**Problem to solve:**
Repeat the entire listing exactly as written.

####################

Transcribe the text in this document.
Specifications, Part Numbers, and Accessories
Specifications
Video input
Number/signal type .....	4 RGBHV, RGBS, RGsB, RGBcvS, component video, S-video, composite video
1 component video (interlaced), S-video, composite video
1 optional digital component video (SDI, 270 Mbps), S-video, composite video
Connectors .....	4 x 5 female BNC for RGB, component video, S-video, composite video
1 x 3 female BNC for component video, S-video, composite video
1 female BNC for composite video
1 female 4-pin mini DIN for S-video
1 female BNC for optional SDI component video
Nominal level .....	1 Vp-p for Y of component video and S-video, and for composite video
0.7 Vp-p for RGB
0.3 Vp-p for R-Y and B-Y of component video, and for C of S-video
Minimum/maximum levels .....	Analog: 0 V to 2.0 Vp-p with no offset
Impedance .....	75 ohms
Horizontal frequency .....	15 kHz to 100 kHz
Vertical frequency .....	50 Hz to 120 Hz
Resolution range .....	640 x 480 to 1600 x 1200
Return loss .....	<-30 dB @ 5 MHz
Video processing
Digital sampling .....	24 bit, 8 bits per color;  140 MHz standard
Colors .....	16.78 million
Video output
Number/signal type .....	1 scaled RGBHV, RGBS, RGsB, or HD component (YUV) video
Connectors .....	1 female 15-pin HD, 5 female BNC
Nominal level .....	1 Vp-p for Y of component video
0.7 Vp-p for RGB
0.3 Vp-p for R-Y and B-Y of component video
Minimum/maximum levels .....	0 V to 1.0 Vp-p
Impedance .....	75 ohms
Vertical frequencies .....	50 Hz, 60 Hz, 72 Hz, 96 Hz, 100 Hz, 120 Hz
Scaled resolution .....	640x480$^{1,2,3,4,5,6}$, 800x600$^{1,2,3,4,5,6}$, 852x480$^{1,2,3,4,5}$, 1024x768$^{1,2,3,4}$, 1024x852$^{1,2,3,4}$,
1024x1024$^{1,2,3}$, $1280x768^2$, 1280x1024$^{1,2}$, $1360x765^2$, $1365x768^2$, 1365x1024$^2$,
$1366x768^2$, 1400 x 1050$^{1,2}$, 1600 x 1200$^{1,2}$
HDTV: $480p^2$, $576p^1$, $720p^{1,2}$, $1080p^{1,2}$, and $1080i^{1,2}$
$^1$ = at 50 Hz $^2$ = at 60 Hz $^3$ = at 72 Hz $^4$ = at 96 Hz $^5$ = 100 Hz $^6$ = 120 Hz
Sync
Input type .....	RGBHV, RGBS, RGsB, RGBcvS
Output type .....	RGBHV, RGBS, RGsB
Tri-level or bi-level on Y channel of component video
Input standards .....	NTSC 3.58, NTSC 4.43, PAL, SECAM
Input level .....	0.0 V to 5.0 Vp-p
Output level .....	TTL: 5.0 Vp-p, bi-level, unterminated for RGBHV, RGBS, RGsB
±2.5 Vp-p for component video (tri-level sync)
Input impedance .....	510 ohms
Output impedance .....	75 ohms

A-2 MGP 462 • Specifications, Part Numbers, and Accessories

####################

**Task answer:**
Transcribe the text in this document.
Specifications, Part Numbers, and Accessories
Specifications
Video input
Number/signal type .....	4 RGBHV, RGBS, RGsB, RGBcvS, component video, S-video, composite video
1 component video (interlaced), S-video, composite video
1 optional digital component video (SDI, 270 Mbps), S-video, composite video
Connectors .....	4 x 5 female BNC for RGB, component video, S-video, composite video
1 x 3 female BNC for component video, S-video, composite video
1 female BNC for composite video
1 female 4-pin mini DIN for S-video
1 female BNC for optional SDI component video
Nominal level .....	1 Vp-p for Y of component video and S-video, and for composite video
0.7 Vp-p for RGB
0.3 Vp-p for R-Y and B-Y of component video, and for C of S-video
Minimum/maximum levels .....	Analog: 0 V to 2.0 Vp-p with no offset
Impedance .....	75 ohms
Horizontal frequency .....	15 kHz to 100 kHz
Vertical frequency .....	50 Hz to 120 Hz
Resolution range .....	640 x 480 to 1600 x 1200
Return loss .....	<-30 dB @ 5 MHz
Video processing
Digital sampling .....	24 bit, 8 bits per color;  140 MHz standard
Colors .....	16.78 million
Video output
Number/signal type .....	1 scaled RGBHV, RGBS, RGsB, or HD component (YUV) video
Connectors .....	1 female 15-pin HD, 5 female BNC
Nominal level .....	1 Vp-p for Y of component video
0.7 Vp-p for RGB
0.3 Vp-p for R-Y and B-Y of component video
Minimum/maximum levels .....	0 V to 1.0 Vp-p
Impedance .....	75 ohms
Vertical frequencies .....	50 Hz, 60 Hz, 72 Hz, 96 Hz, 100 Hz, 120 Hz
Scaled resolution .....	640x480$^{1,2,3,4,5,6}$, 800x600$^{1,2,3,4,5,6}$, 852x480$^{1,2,3,4,5}$, 1024x768$^{1,2,3,4}$, 1024x852$^{1,2,3,4}$,
1024x1024$^{1,2,3}$, $1280x768^2$, 1280x1024$^{1,2}$, $1360x765^2$, $1365x768^2$, 1365x1024$^2$,
$1366x768^2$, 1400 x 1050$^{1,2}$, 1600 x 1200$^{1,2}$
HDTV: $480p^2$, $576p^1$, $720p^{1,2}$, $1080p^{1,2}$, and $1080i^{1,2}$
$^1$ = at 50 Hz $^2$ = at 60 Hz $^3$ = at 72 Hz $^4$ = at 96 Hz $^5$ = 100 Hz $^6$ = 120 Hz
Sync
Input type .....	RGBHV, RGBS, RGsB, RGBcvS
Output type .....	RGBHV, RGBS, RGsB
Tri-level or bi-level on Y channel of component video
Input standards .....	NTSC 3.58, NTSC 4.43, PAL, SECAM
Input level .....	0.0 V to 5.0 Vp-p
Output level .....	TTL: 5.0 Vp-p, bi-level, unterminated for RGBHV, RGBS, RGsB
±2.5 Vp-p for component video (tri-level sync)
Input impedance .....	510 ohms
Output impedance .....	75 ohms

A-2 MGP 462 • Specifications, Part Numbers, and Accessories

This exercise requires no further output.